-- Begin --

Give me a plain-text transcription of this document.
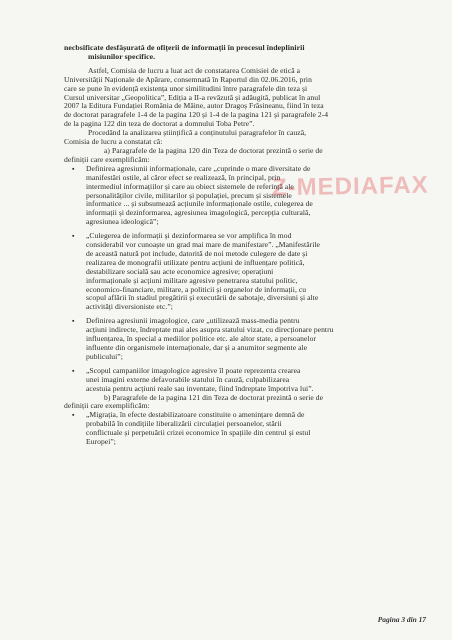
necbsificate desfășurată de ofițerii de informații în procesul îndeplinirii
misiunilor specifice.
Astfel, Comisia de lucru a luat act de constatarea Comisiei de etică a
Universității Naționale de Apărare, consemnată în Raportul din 02.06.2016, prin
care se pune în evidență existența unor similitudini între paragrafele din teza și
Cursul universitar „Geopolitica”, Ediția a II-a revăzută și adăugită, publicat în anul
2007 la Editura Fundației România de Mâine, autor Dragoș Frăsineanu, fiind în teza
de doctorat paragrafele 1-4 de la pagina 120 și 1-4 de la pagina 121 și paragrafele 2-4
de la pagina 122 din teza de doctorat a domnului Toba Petre”.
Procedând la analizarea științifică a conținutului paragrafelor în cauză,
Comisia de lucru a constatat că:
a) Paragrafele de la pagina 120 din Teza de doctorat prezintă o serie de
definiții care exemplificăm:
▪ Definirea agresiunii informaționale, care „cuprinde o mare diversitate de
manifestări ostile, al căror efect se realizează, în principal, prin
intermediul informațiilor și care au obiect sistemele de referință ale
personalităților civile, militarilor și populației, precum și sistemele
informatice ... și subsumează acțiunile informaționale ostile, culegerea de
informații și dezinformarea, agresiunea imagologică, percepția culturală,
agresiunea ideologică”;
▪ „Culegerea de informații și dezinformarea se vor amplifica în mod
considerabil vor cunoaște un grad mai mare de manifestare”. „Manifestările
de această natură pot include, datorită de noi metode culegere de date și
realizarea de monografii utilizate pentru acțiuni de influențare politică,
destabilizare socială sau acte economice agresive; operațiuni
informaționale și acțiuni militare agresive penetrarea statului politic,
economico-financiare, militare, a politicii și organelor de informații, cu
scopul aflării în stadiul pregătirii și executării de sabotaje, diversiuni și alte
activități diversioniste etc.”;
▪ Definirea agresiunii imagologice, care „utilizează mass-media pentru
acțiuni indirecte, îndreptate mai ales asupra statului vizat, cu direcționare pentru
influențarea, în special a mediilor politice etc. ale altor state, a persoanelor
influente din organismele internaționale, dar și a anumitor segmente ale
publicului”;
▪ „Scopul campaniilor imagologice agresive îl poate reprezenta crearea
unei imagini externe defavorabile statului în cauză, culpabilizarea
acestuia pentru acțiuni reale sau inventate, fiind îndreptate împotriva lui”.
b) Paragrafele de la pagina 121 din Teza de doctorat prezintă o serie de
definiții care exemplificăm:
▪ „Migrația, în efecte destabilizatoare constituite o amenințare demnă de
probabilă în condițiile liberalizării circulației persoanelor, stării
conflictuale și perpetuării crizei economice în spațiile din centrul și estul
Europei”;
Z-MEDIAFAX
Pagina 3 din 17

-- End --

# Task instructions
Repeat each line of the records above exactly, but do not copy the pictures.

# Right answer
Give me a plain-text transcription of this document.
necbsificate desfășurată de ofițerii de informații în procesul îndeplinirii
misiunilor specifice.
Astfel, Comisia de lucru a luat act de constatarea Comisiei de etică a
Universității Naționale de Apărare, consemnată în Raportul din 02.06.2016, prin
care se pune în evidență existența unor similitudini între paragrafele din teza și
Cursul universitar „Geopolitica”, Ediția a II-a revăzută și adăugită, publicat în anul
2007 la Editura Fundației România de Mâine, autor Dragoș Frăsineanu, fiind în teza
de doctorat paragrafele 1-4 de la pagina 120 și 1-4 de la pagina 121 și paragrafele 2-4
de la pagina 122 din teza de doctorat a domnului Toba Petre”.
Procedând la analizarea științifică a conținutului paragrafelor în cauză,
Comisia de lucru a constatat că:
a) Paragrafele de la pagina 120 din Teza de doctorat prezintă o serie de
definiții care exemplificăm:
▪ Definirea agresiunii informaționale, care „cuprinde o mare diversitate de
manifestări ostile, al căror efect se realizează, în principal, prin
intermediul informațiilor și care au obiect sistemele de referință ale
personalităților civile, militarilor și populației, precum și sistemele
informatice ... și subsumează acțiunile informaționale ostile, culegerea de
informații și dezinformarea, agresiunea imagologică, percepția culturală,
agresiunea ideologică”;
▪ „Culegerea de informații și dezinformarea se vor amplifica în mod
considerabil vor cunoaște un grad mai mare de manifestare”. „Manifestările
de această natură pot include, datorită de noi metode culegere de date și
realizarea de monografii utilizate pentru acțiuni de influențare politică,
destabilizare socială sau acte economice agresive; operațiuni
informaționale și acțiuni militare agresive penetrarea statului politic,
economico-financiare, militare, a politicii și organelor de informații, cu
scopul aflării în stadiul pregătirii și executării de sabotaje, diversiuni și alte
activități diversioniste etc.”;
▪ Definirea agresiunii imagologice, care „utilizează mass-media pentru
acțiuni indirecte, îndreptate mai ales asupra statului vizat, cu direcționare pentru
influențarea, în special a mediilor politice etc. ale altor state, a persoanelor
influente din organismele internaționale, dar și a anumitor segmente ale
publicului”;
▪ „Scopul campaniilor imagologice agresive îl poate reprezenta crearea
unei imagini externe defavorabile statului în cauză, culpabilizarea
acestuia pentru acțiuni reale sau inventate, fiind îndreptate împotriva lui”.
b) Paragrafele de la pagina 121 din Teza de doctorat prezintă o serie de
definiții care exemplificăm:
▪ „Migrația, în efecte destabilizatoare constituite o amenințare demnă de
probabilă în condițiile liberalizării circulației persoanelor, stării
conflictuale și perpetuării crizei economice în spațiile din centrul și estul
Europei”;
Z-MEDIAFAX
Pagina 3 din 17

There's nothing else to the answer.